━━━ DATA RECORDS

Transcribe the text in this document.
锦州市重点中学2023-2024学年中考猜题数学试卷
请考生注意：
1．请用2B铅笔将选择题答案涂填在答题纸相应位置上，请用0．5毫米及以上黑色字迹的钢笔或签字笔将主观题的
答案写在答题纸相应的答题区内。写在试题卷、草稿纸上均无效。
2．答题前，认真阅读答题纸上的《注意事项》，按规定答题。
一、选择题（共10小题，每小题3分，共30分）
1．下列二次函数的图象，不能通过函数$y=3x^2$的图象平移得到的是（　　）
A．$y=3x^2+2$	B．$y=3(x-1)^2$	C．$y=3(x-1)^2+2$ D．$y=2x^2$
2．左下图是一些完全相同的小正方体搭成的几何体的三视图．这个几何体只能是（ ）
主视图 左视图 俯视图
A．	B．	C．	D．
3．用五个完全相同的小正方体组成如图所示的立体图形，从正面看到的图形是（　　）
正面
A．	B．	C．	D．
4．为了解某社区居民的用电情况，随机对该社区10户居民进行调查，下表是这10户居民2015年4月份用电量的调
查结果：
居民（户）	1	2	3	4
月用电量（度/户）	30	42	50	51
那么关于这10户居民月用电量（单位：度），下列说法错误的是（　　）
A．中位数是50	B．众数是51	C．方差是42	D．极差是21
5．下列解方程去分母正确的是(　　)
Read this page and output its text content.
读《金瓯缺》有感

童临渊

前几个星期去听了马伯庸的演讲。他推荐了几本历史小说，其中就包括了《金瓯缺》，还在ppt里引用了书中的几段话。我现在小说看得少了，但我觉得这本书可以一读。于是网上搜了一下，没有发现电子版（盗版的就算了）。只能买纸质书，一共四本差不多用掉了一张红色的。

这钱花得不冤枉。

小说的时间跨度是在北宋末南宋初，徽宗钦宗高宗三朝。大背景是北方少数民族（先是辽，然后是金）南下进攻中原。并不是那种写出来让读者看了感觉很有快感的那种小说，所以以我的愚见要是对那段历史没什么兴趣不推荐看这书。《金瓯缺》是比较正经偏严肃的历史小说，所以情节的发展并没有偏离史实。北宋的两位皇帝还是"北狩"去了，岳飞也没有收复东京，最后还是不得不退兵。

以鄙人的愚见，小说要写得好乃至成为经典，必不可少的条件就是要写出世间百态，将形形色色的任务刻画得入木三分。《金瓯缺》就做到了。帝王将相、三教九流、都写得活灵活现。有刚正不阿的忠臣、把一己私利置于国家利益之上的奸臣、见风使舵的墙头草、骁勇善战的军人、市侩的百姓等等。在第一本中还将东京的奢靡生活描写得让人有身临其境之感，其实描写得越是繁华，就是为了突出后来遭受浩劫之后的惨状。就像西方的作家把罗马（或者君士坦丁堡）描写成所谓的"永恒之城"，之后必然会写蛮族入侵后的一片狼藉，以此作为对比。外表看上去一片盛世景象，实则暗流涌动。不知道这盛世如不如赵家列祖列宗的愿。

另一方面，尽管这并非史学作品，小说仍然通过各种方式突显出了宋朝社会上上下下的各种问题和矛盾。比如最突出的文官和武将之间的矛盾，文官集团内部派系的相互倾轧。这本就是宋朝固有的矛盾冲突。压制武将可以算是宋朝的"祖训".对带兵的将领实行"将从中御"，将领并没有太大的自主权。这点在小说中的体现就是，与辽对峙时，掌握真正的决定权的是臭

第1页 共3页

━━━━━━
━━━ DATA RECORDS

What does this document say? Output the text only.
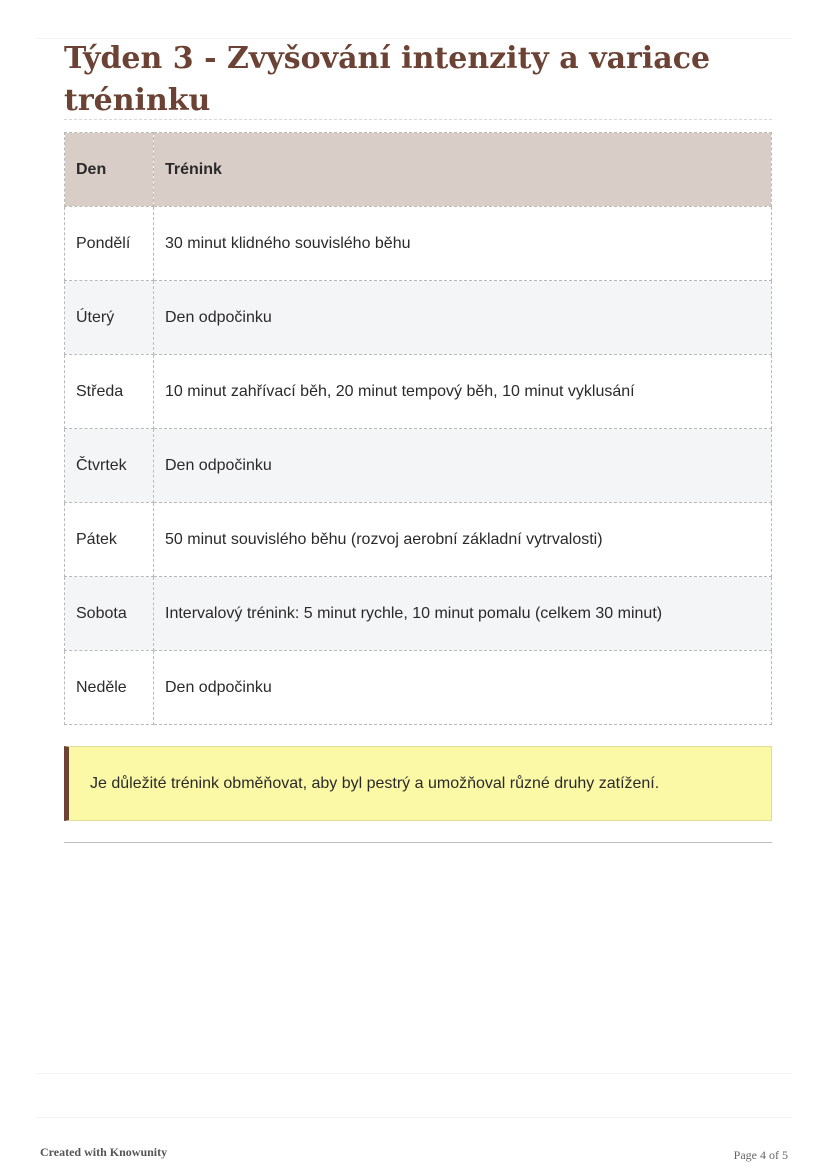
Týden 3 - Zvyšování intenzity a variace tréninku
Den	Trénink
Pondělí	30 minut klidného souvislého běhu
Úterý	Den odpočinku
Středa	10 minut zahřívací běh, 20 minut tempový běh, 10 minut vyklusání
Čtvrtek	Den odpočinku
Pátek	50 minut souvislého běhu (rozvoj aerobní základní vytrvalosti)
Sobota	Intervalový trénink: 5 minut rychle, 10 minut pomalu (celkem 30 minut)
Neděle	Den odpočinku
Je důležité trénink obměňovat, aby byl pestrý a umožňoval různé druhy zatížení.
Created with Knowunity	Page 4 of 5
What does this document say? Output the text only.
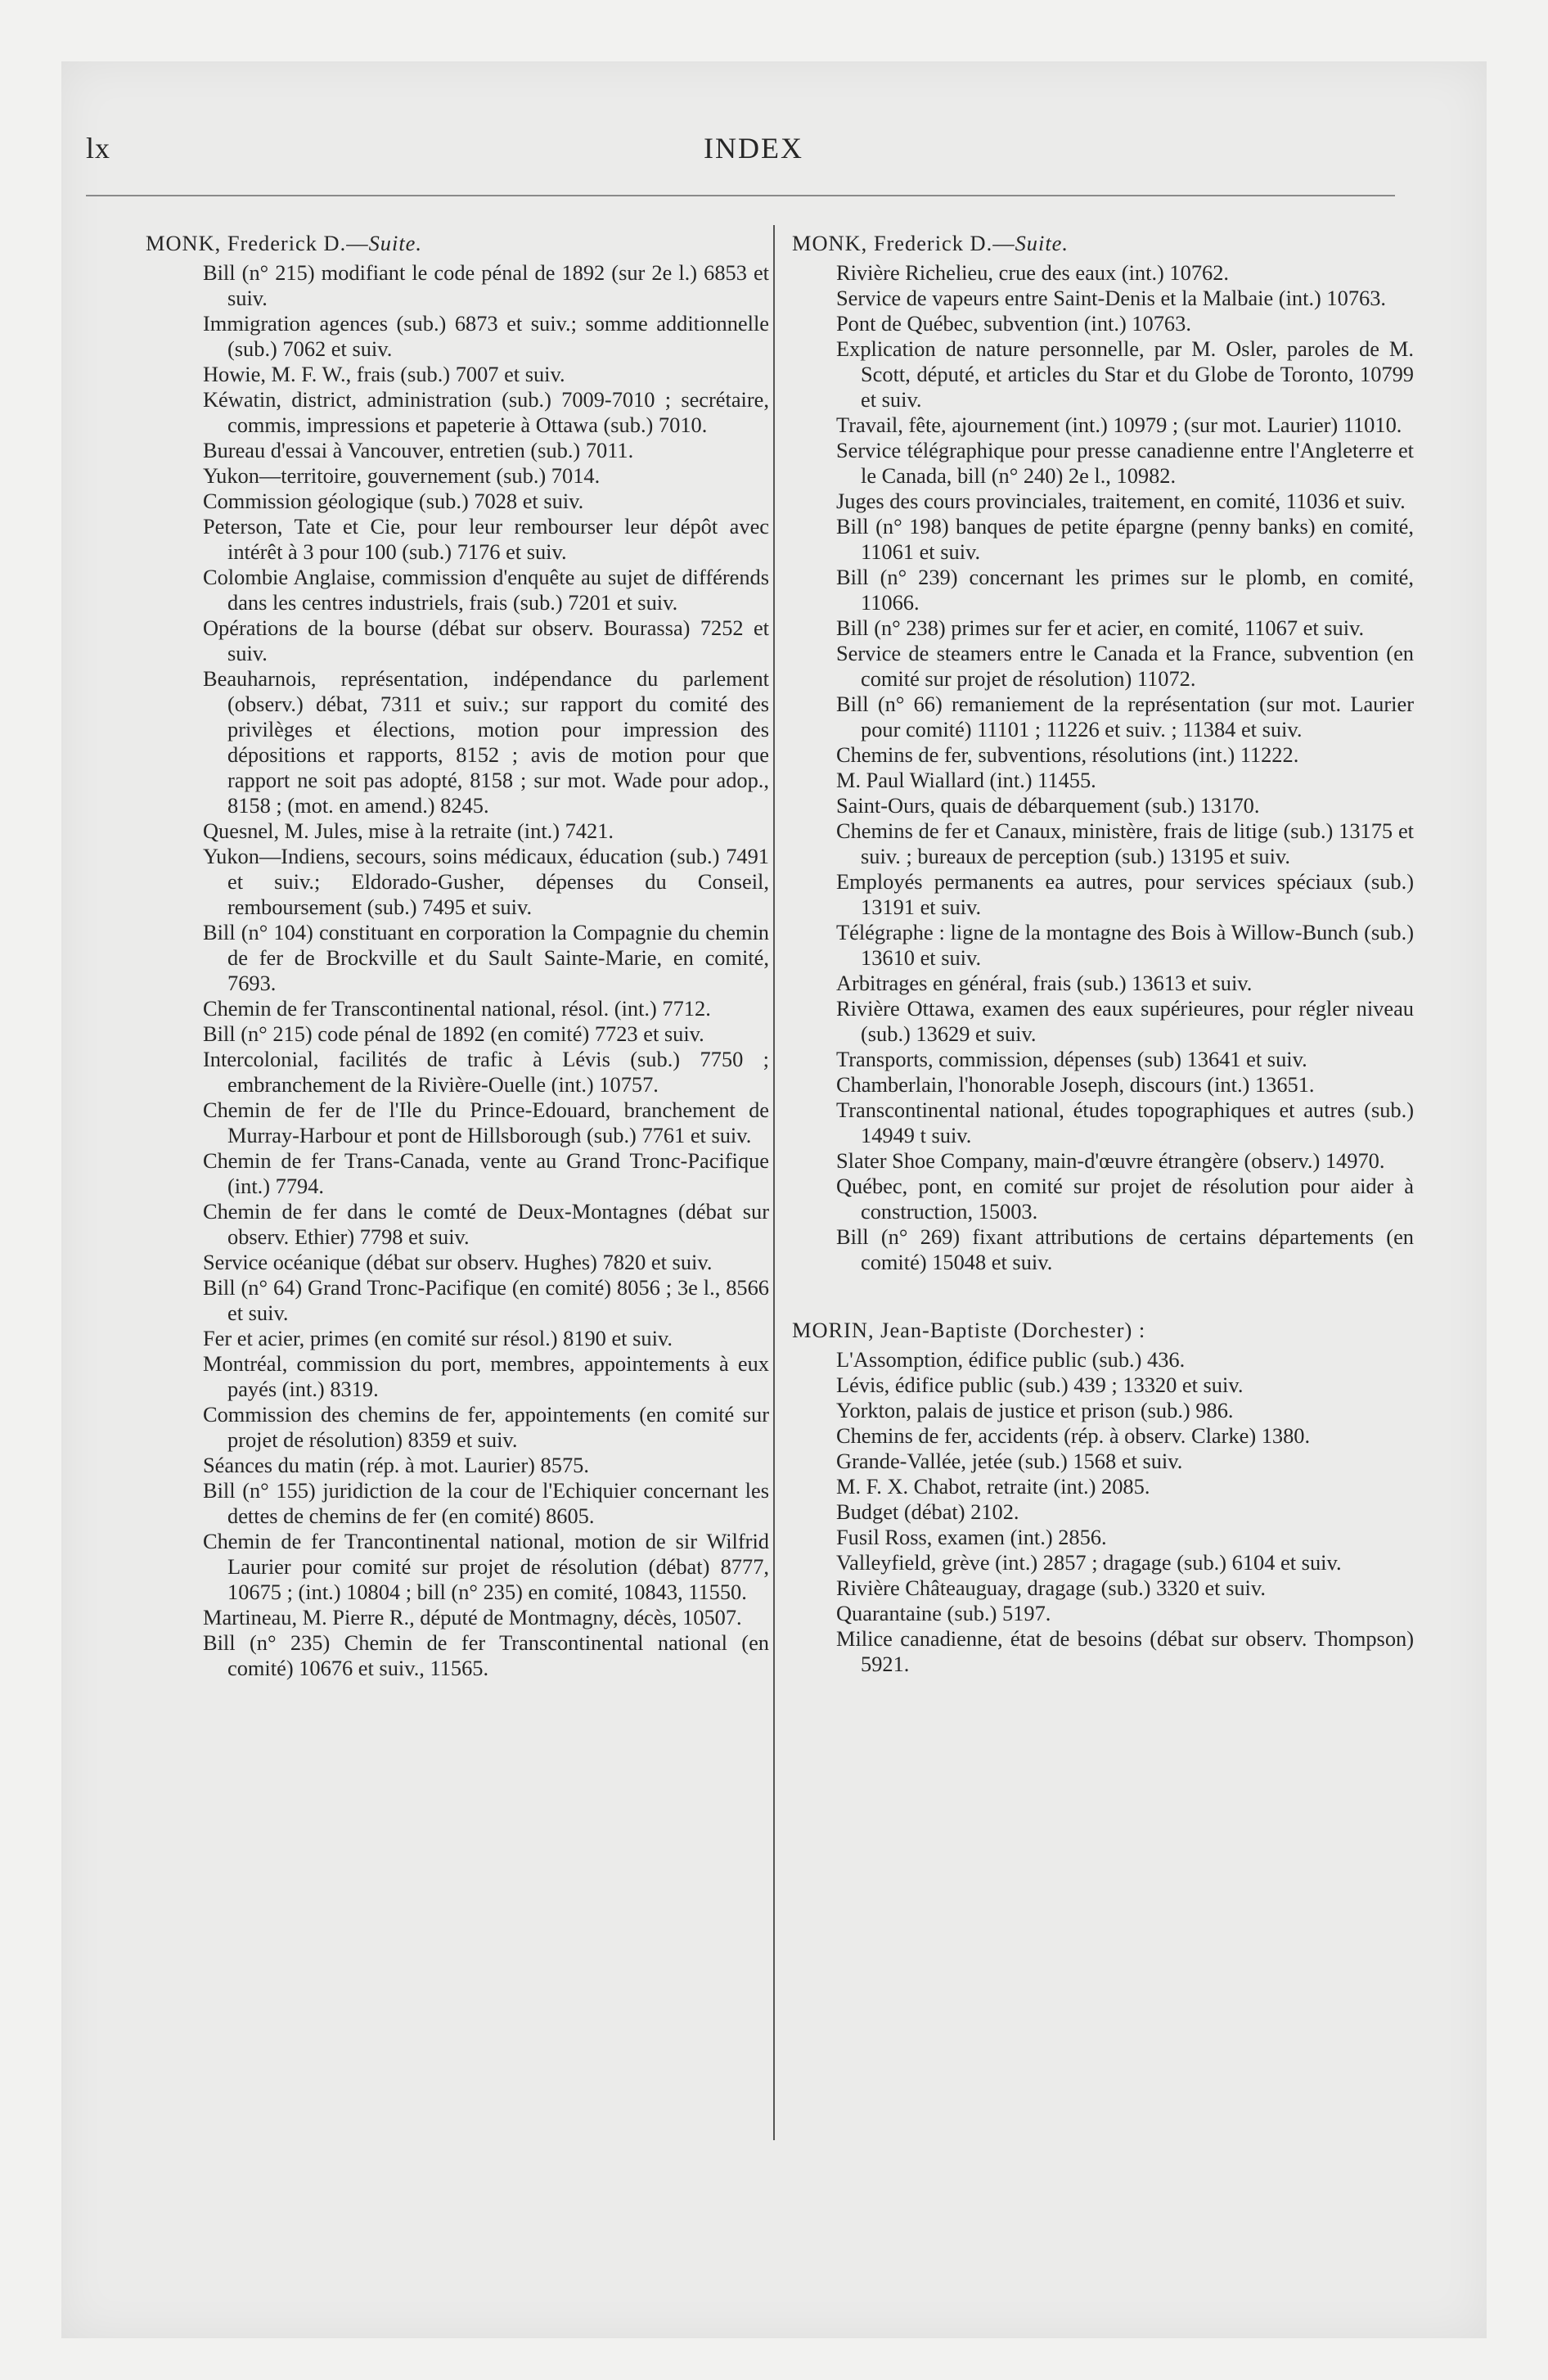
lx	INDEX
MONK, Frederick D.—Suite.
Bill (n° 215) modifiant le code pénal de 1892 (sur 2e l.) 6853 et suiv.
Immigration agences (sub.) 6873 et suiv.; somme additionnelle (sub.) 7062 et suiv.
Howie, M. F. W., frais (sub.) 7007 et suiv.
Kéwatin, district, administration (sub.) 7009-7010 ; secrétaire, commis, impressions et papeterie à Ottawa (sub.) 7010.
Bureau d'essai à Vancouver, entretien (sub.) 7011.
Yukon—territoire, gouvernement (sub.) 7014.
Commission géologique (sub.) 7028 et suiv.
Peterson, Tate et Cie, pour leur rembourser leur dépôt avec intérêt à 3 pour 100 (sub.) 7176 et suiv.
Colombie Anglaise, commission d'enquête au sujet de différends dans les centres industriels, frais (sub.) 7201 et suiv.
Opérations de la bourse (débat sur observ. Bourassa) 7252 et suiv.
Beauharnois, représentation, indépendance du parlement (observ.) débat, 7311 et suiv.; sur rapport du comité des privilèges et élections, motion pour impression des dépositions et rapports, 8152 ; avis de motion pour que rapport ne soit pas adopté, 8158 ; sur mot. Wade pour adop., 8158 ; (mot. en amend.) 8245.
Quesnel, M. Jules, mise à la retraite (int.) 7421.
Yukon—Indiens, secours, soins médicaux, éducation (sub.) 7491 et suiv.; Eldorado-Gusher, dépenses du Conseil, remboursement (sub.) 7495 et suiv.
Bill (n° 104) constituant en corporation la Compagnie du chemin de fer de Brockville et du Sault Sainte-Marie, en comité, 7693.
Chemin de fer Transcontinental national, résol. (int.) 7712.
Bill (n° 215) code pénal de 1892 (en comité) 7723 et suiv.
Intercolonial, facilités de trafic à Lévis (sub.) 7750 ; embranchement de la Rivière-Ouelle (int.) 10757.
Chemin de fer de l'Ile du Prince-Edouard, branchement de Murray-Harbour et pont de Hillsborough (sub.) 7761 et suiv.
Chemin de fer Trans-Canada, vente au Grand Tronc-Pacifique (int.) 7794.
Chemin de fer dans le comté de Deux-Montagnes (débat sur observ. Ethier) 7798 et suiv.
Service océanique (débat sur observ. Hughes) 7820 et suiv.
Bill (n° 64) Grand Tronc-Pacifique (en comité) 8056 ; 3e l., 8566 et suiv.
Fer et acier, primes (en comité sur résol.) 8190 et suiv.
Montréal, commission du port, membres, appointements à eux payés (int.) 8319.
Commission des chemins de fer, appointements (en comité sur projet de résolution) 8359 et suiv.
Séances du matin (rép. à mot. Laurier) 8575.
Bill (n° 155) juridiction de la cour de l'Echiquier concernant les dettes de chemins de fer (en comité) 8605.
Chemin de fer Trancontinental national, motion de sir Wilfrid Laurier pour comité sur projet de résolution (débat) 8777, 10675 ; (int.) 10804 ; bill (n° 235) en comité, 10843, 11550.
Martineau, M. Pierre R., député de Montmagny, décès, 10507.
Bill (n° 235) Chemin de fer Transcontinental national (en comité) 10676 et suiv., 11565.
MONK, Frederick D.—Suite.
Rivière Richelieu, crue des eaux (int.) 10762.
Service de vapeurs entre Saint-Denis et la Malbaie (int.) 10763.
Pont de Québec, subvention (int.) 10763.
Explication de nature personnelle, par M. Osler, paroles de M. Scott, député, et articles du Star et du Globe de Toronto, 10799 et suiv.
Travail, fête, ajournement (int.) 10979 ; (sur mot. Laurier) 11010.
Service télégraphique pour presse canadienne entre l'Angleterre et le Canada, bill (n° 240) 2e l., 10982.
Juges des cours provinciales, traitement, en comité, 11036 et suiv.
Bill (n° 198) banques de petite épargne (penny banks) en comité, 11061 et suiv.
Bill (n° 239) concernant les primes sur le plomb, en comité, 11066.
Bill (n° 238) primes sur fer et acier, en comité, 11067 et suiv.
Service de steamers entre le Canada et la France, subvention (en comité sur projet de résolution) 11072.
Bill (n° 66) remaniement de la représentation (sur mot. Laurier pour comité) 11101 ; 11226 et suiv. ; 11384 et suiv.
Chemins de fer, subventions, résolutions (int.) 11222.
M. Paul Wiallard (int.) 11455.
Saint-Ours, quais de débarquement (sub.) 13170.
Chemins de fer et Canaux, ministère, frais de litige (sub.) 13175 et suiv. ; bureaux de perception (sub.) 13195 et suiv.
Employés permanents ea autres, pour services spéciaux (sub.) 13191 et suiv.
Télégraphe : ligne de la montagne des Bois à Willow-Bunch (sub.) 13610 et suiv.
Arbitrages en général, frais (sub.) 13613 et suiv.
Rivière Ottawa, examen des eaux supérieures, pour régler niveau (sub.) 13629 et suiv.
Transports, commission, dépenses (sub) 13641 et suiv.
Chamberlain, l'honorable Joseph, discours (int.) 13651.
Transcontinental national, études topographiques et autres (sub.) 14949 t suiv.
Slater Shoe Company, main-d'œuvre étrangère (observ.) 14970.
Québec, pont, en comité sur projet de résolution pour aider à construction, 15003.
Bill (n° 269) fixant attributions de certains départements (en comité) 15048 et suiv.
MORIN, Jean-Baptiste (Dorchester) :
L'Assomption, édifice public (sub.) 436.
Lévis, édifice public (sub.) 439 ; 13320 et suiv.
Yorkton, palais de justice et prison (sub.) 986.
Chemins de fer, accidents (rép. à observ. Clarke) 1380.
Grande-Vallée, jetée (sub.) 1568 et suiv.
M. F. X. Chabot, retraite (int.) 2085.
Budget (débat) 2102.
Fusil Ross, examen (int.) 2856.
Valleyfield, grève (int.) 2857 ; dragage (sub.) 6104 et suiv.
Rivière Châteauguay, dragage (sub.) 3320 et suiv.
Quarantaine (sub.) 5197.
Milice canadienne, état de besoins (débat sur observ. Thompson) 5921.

━━━━━━
━━━ DATA RECORDS

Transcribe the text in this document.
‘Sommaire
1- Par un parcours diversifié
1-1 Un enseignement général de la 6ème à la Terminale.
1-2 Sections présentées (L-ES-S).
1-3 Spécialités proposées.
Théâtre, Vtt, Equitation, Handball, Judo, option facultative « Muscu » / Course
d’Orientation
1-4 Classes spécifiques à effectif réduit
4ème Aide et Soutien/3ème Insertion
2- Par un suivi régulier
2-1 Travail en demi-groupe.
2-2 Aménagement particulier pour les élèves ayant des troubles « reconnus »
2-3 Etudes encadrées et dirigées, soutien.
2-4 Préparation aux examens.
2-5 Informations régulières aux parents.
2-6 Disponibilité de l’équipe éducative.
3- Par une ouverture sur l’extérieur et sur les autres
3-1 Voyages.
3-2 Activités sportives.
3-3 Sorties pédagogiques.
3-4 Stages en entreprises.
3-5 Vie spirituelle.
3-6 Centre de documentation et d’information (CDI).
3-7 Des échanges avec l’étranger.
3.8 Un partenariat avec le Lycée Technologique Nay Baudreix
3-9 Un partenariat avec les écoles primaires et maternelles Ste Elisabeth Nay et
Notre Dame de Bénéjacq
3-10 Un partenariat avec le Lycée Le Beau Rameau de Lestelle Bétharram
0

━━━━━━

● **REQUIRED TASK**: From the entries above, copy every line where the word "avec" shows up.

● **RIGHT ANSWER**:
Peterson, Tate et Cie, pour leur rembourser leur dépôt avec intérêt à 3 pour 100 (sub.) 7176 et suiv.
3-7 Des échanges avec l’étranger.
3.8 Un partenariat avec le Lycée Technologique Nay Baudreix
3-9 Un partenariat avec les écoles primaires et maternelles Ste Elisabeth Nay et
3-10 Un partenariat avec le Lycée Le Beau Rameau de Lestelle Bétharram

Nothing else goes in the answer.